Exercise task: Go through the records below line by line, counting those that contain the word "outfit"; answer with the count only.

Recorded data
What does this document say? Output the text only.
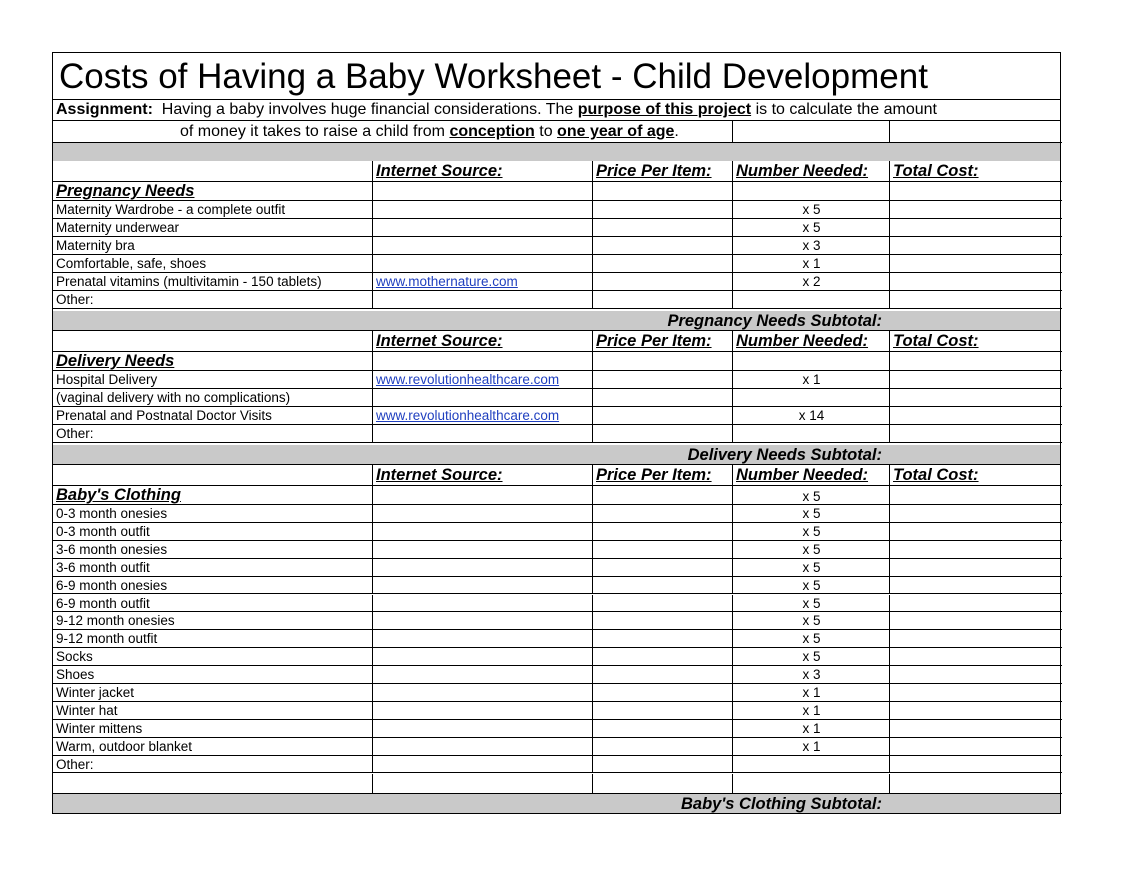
Costs of Having a Baby Worksheet - Child Development
Assignment: Having a baby involves huge financial considerations. The purpose of this project is to calculate the amount
of money it takes to raise a child from conception to one year of age.
Internet Source:	Price Per Item: Number Needed: Total Cost:
Pregnancy Needs
Maternity Wardrobe - a complete outfit	x 5
Maternity underwear	x 5
Maternity bra	x 3
Comfortable, safe, shoes	x 1
Prenatal vitamins (multivitamin - 150 tablets)	www.mothernature.com	x 2
Other:
Pregnancy Needs Subtotal:
Internet Source:	Price Per Item: Number Needed: Total Cost:
Delivery Needs
Hospital Delivery	www.revolutionhealthcare.com	x 1
(vaginal delivery with no complications)
Prenatal and Postnatal Doctor Visits	www.revolutionhealthcare.com	x 14
Other:
Delivery Needs Subtotal:
Internet Source:	Price Per Item: Number Needed: Total Cost:
Baby's Clothing	x 5
0-3 month onesies	x 5
0-3 month outfit	x 5
3-6 month onesies	x 5
3-6 month outfit	x 5
6-9 month onesies	x 5
6-9 month outfit	x 5
9-12 month onesies	x 5
9-12 month outfit	x 5
Socks	x 5
Shoes	x 3
Winter jacket	x 1
Winter hat	x 1
Winter mittens	x 1
Warm, outdoor blanket	x 1
Other:
Baby's Clothing Subtotal:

Final result: 5